TO DO: Search the data for the word "านตามรอยพระราชจร" and copy every line that contains it.
___ EXERCISE MATERIAL
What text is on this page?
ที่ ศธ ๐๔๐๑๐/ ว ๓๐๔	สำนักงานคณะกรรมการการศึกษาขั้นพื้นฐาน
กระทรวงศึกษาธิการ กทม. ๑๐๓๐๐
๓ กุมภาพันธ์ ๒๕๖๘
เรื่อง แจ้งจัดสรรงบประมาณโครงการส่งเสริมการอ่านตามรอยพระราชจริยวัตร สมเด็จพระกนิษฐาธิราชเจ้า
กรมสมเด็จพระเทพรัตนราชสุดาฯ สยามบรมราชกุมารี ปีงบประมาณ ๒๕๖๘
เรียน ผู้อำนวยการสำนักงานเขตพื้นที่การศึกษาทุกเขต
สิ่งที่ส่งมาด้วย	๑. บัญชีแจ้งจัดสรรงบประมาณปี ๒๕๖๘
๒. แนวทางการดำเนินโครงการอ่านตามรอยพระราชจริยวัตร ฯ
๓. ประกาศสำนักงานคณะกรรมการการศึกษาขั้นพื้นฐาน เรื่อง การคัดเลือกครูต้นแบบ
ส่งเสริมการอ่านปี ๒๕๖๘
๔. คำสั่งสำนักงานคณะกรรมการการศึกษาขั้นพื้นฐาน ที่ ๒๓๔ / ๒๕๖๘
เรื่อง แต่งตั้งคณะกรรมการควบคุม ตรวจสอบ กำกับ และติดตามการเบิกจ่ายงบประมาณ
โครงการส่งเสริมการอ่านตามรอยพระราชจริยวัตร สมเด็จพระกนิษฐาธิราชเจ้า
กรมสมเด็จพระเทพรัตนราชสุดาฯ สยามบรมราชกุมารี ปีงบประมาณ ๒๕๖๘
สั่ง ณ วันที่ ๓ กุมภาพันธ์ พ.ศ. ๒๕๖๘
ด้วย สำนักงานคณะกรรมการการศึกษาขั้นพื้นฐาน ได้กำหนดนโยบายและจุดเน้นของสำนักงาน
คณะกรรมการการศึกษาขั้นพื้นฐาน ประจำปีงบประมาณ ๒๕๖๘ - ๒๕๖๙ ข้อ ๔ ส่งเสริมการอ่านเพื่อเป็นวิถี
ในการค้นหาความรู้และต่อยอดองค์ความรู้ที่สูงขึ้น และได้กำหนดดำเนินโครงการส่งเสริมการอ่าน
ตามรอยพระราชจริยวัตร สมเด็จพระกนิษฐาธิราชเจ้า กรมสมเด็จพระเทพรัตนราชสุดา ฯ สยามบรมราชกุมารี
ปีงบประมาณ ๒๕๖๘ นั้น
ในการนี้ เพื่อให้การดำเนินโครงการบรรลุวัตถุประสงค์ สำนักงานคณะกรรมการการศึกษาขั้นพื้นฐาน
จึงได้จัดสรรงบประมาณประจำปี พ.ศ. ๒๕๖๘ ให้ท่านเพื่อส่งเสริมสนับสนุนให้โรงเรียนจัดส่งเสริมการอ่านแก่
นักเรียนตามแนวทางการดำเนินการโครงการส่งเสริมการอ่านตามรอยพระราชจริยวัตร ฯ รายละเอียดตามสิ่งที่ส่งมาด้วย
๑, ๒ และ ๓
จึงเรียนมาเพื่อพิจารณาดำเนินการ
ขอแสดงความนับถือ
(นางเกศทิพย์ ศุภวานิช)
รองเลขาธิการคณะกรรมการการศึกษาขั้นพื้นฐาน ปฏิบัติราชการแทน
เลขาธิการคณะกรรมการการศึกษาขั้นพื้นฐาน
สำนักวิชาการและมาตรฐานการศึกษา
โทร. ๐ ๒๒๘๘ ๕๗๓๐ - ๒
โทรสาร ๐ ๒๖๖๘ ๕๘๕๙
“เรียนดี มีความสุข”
______
RESPONSE:
เรื่อง แจ้งจัดสรรงบประมาณโครงการส่งเสริมการอ่านตามรอยพระราชจริยวัตร สมเด็จพระกนิษฐาธิราชเจ้า
๒. แนวทางการดำเนินโครงการอ่านตามรอยพระราชจริยวัตร ฯ
โครงการส่งเสริมการอ่านตามรอยพระราชจริยวัตร สมเด็จพระกนิษฐาธิราชเจ้า
นักเรียนตามแนวทางการดำเนินการโครงการส่งเสริมการอ่านตามรอยพระราชจริยวัตร ฯ รายละเอียดตามสิ่งที่ส่งมาด้วย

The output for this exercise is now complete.